■ WHAT THE TASK ASKS: Show each line of the data below that has the string "this" in it.

■ EXTRACTED MATERIAL:
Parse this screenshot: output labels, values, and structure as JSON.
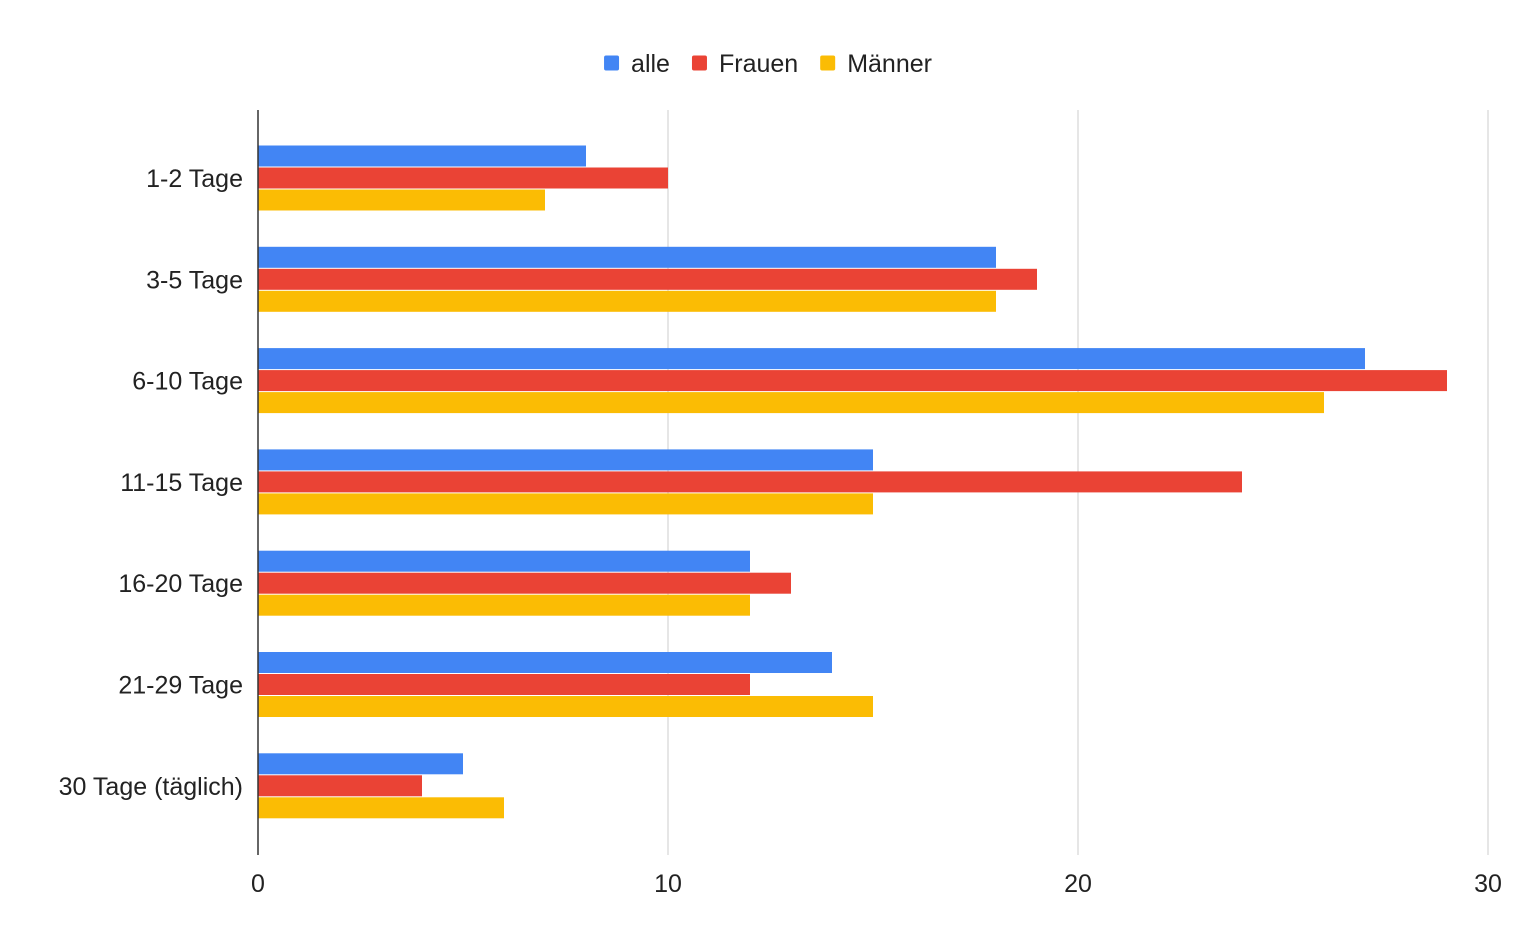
{
  "chart_data": {
    "type": "bar",
    "orientation": "horizontal",
    "categories": [
      "1-2 Tage",
      "3-5 Tage",
      "6-10 Tage",
      "11-15 Tage",
      "16-20 Tage",
      "21-29 Tage",
      "30 Tage (täglich)"
    ],
    "series": [
      {
        "name": "alle",
        "color": "#4285F4",
        "values": [
          8,
          18,
          27,
          15,
          12,
          14,
          5
        ]
      },
      {
        "name": "Frauen",
        "color": "#EA4335",
        "values": [
          10,
          19,
          29,
          24,
          13,
          12,
          4
        ]
      },
      {
        "name": "Männer",
        "color": "#FBBC04",
        "values": [
          7,
          18,
          26,
          15,
          12,
          15,
          6
        ]
      }
    ],
    "xlim": [
      0,
      30
    ],
    "xticks": [
      0,
      10,
      20,
      30
    ],
    "xtick_labels": [
      "0",
      "10",
      "20",
      "30"
    ],
    "grid": true,
    "legend_position": "top-center"
  }
}
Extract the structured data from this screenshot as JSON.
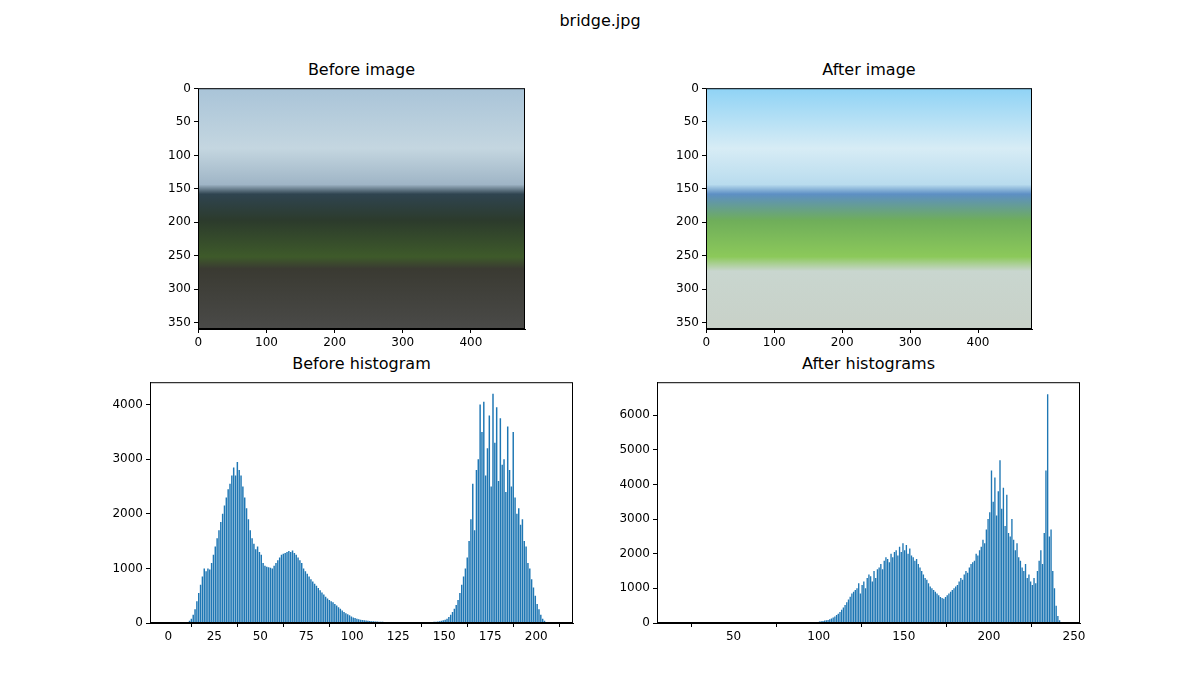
{
  "title": "bridge.jpg",
  "chart_data": [
    {
      "type": "image",
      "title": "Before image",
      "xlim": [
        -0.5,
        479.5
      ],
      "ylim": [
        359.5,
        -0.5
      ],
      "xticks": [
        0,
        100,
        200,
        300,
        400
      ],
      "yticks": [
        0,
        50,
        100,
        150,
        200,
        250,
        300,
        350
      ],
      "grid": false
    },
    {
      "type": "image",
      "title": "After image",
      "xlim": [
        -0.5,
        479.5
      ],
      "ylim": [
        359.5,
        -0.5
      ],
      "xticks": [
        0,
        100,
        200,
        300,
        400
      ],
      "yticks": [
        0,
        50,
        100,
        150,
        200,
        250,
        300,
        350
      ],
      "grid": false
    },
    {
      "type": "histogram",
      "title": "Before histogram",
      "color": "#1f77b4",
      "grid": false,
      "xlim": [
        -10,
        220
      ],
      "ylim": [
        0,
        4410
      ],
      "xticks": [
        0,
        25,
        50,
        75,
        100,
        125,
        150,
        175,
        200
      ],
      "yticks": [
        0,
        1000,
        2000,
        3000,
        4000
      ],
      "bins": [
        10,
        11,
        12,
        13,
        14,
        15,
        16,
        17,
        18,
        19,
        20,
        21,
        22,
        23,
        24,
        25,
        26,
        27,
        28,
        29,
        30,
        31,
        32,
        33,
        34,
        35,
        36,
        37,
        38,
        39,
        40,
        41,
        42,
        43,
        44,
        45,
        46,
        47,
        48,
        49,
        50,
        51,
        52,
        53,
        54,
        55,
        56,
        57,
        58,
        59,
        60,
        61,
        62,
        63,
        64,
        65,
        66,
        67,
        68,
        69,
        70,
        71,
        72,
        73,
        74,
        75,
        76,
        77,
        78,
        79,
        80,
        81,
        82,
        83,
        84,
        85,
        86,
        87,
        88,
        89,
        90,
        91,
        92,
        93,
        94,
        95,
        96,
        97,
        98,
        99,
        100,
        101,
        102,
        103,
        104,
        105,
        106,
        107,
        108,
        109,
        110,
        111,
        112,
        113,
        114,
        115,
        116,
        117,
        118,
        119,
        120,
        121,
        122,
        123,
        124,
        125,
        126,
        127,
        128,
        129,
        130,
        131,
        132,
        133,
        134,
        135,
        136,
        137,
        138,
        139,
        140,
        141,
        142,
        143,
        144,
        145,
        146,
        147,
        148,
        149,
        150,
        151,
        152,
        153,
        154,
        155,
        156,
        157,
        158,
        159,
        160,
        161,
        162,
        163,
        164,
        165,
        166,
        167,
        168,
        169,
        170,
        171,
        172,
        173,
        174,
        175,
        176,
        177,
        178,
        179,
        180,
        181,
        182,
        183,
        184,
        185,
        186,
        187,
        188,
        189,
        190,
        191,
        192,
        193,
        194,
        195,
        196,
        197,
        198,
        199,
        200,
        201,
        202,
        203,
        204,
        205,
        206
      ],
      "values": [
        20,
        40,
        80,
        150,
        250,
        400,
        550,
        700,
        850,
        1000,
        950,
        1000,
        980,
        1100,
        1250,
        1400,
        1550,
        1700,
        1850,
        2000,
        2150,
        2300,
        2450,
        2550,
        2700,
        2850,
        2700,
        2950,
        2800,
        2700,
        2500,
        2300,
        2100,
        1900,
        1700,
        1550,
        1450,
        1350,
        1400,
        1300,
        1250,
        1100,
        1050,
        1030,
        1020,
        1010,
        1000,
        1050,
        1100,
        1150,
        1200,
        1250,
        1270,
        1280,
        1300,
        1320,
        1300,
        1330,
        1280,
        1250,
        1200,
        1150,
        1100,
        1000,
        950,
        900,
        850,
        800,
        760,
        720,
        680,
        640,
        600,
        560,
        520,
        480,
        450,
        420,
        400,
        380,
        350,
        320,
        290,
        260,
        230,
        200,
        180,
        160,
        140,
        120,
        100,
        90,
        80,
        70,
        60,
        55,
        50,
        45,
        40,
        35,
        32,
        30,
        28,
        26,
        25,
        24,
        22,
        20,
        20,
        18,
        18,
        17,
        16,
        16,
        15,
        15,
        14,
        14,
        13,
        13,
        13,
        12,
        12,
        12,
        12,
        12,
        12,
        13,
        13,
        14,
        15,
        16,
        18,
        20,
        22,
        25,
        28,
        32,
        40,
        50,
        60,
        80,
        110,
        150,
        200,
        260,
        330,
        420,
        550,
        700,
        850,
        1000,
        1200,
        1500,
        1900,
        2550,
        1700,
        2800,
        3000,
        4000,
        3500,
        4050,
        2700,
        3200,
        3800,
        2500,
        4200,
        3300,
        3950,
        2600,
        3750,
        2900,
        3000,
        2400,
        3600,
        2800,
        2500,
        3500,
        2300,
        2000,
        2100,
        1800,
        1900,
        1500,
        1400,
        1100,
        1000,
        800,
        650,
        500,
        350,
        250,
        150,
        80,
        40,
        15
      ]
    },
    {
      "type": "histogram",
      "title": "After histograms",
      "color": "#1f77b4",
      "grid": false,
      "xlim": [
        5,
        253.5
      ],
      "ylim": [
        0,
        6950
      ],
      "xticks": [
        50,
        100,
        150,
        200,
        250
      ],
      "yticks": [
        0,
        1000,
        2000,
        3000,
        4000,
        5000,
        6000
      ],
      "bins": [
        95,
        96,
        97,
        98,
        99,
        100,
        101,
        102,
        103,
        104,
        105,
        106,
        107,
        108,
        109,
        110,
        111,
        112,
        113,
        114,
        115,
        116,
        117,
        118,
        119,
        120,
        121,
        122,
        123,
        124,
        125,
        126,
        127,
        128,
        129,
        130,
        131,
        132,
        133,
        134,
        135,
        136,
        137,
        138,
        139,
        140,
        141,
        142,
        143,
        144,
        145,
        146,
        147,
        148,
        149,
        150,
        151,
        152,
        153,
        154,
        155,
        156,
        157,
        158,
        159,
        160,
        161,
        162,
        163,
        164,
        165,
        166,
        167,
        168,
        169,
        170,
        171,
        172,
        173,
        174,
        175,
        176,
        177,
        178,
        179,
        180,
        181,
        182,
        183,
        184,
        185,
        186,
        187,
        188,
        189,
        190,
        191,
        192,
        193,
        194,
        195,
        196,
        197,
        198,
        199,
        200,
        201,
        202,
        203,
        204,
        205,
        206,
        207,
        208,
        209,
        210,
        211,
        212,
        213,
        214,
        215,
        216,
        217,
        218,
        219,
        220,
        221,
        222,
        223,
        224,
        225,
        226,
        227,
        228,
        229,
        230,
        231,
        232,
        233,
        234,
        235,
        236,
        237,
        238,
        239,
        240,
        241,
        242,
        243
      ],
      "values": [
        10,
        15,
        20,
        25,
        30,
        40,
        50,
        60,
        70,
        80,
        90,
        110,
        130,
        160,
        190,
        230,
        270,
        320,
        380,
        450,
        520,
        600,
        680,
        760,
        850,
        900,
        950,
        1000,
        1150,
        850,
        1100,
        1200,
        1000,
        1300,
        1400,
        1350,
        1200,
        1500,
        1300,
        1550,
        1600,
        1700,
        1550,
        1800,
        1900,
        1850,
        1750,
        2000,
        1900,
        2050,
        2100,
        1950,
        2200,
        2050,
        2300,
        2100,
        2250,
        2000,
        2150,
        1950,
        1900,
        1800,
        1850,
        1700,
        1600,
        1500,
        1400,
        1300,
        1250,
        1150,
        1050,
        1000,
        950,
        900,
        850,
        800,
        750,
        720,
        700,
        750,
        800,
        850,
        900,
        950,
        1000,
        1050,
        1100,
        1200,
        1300,
        1250,
        1400,
        1500,
        1450,
        1600,
        1700,
        1750,
        1800,
        2000,
        1950,
        2100,
        2200,
        2400,
        2300,
        2700,
        3000,
        3200,
        4400,
        3500,
        4200,
        3100,
        3800,
        4700,
        3300,
        3900,
        2800,
        3700,
        2600,
        2500,
        3000,
        2400,
        2100,
        2300,
        1900,
        1800,
        1600,
        1500,
        1700,
        1300,
        1400,
        1200,
        1100,
        1300,
        1150,
        1500,
        1800,
        2100,
        1700,
        2600,
        4400,
        6600,
        2500,
        2700,
        1500,
        1000,
        500,
        200,
        80,
        20
      ]
    }
  ]
}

■ REPLY TO THE TASK:
Parse this screenshot: output labels, values, and structure as JSON.
Extract the structured data from this screenshot as JSON.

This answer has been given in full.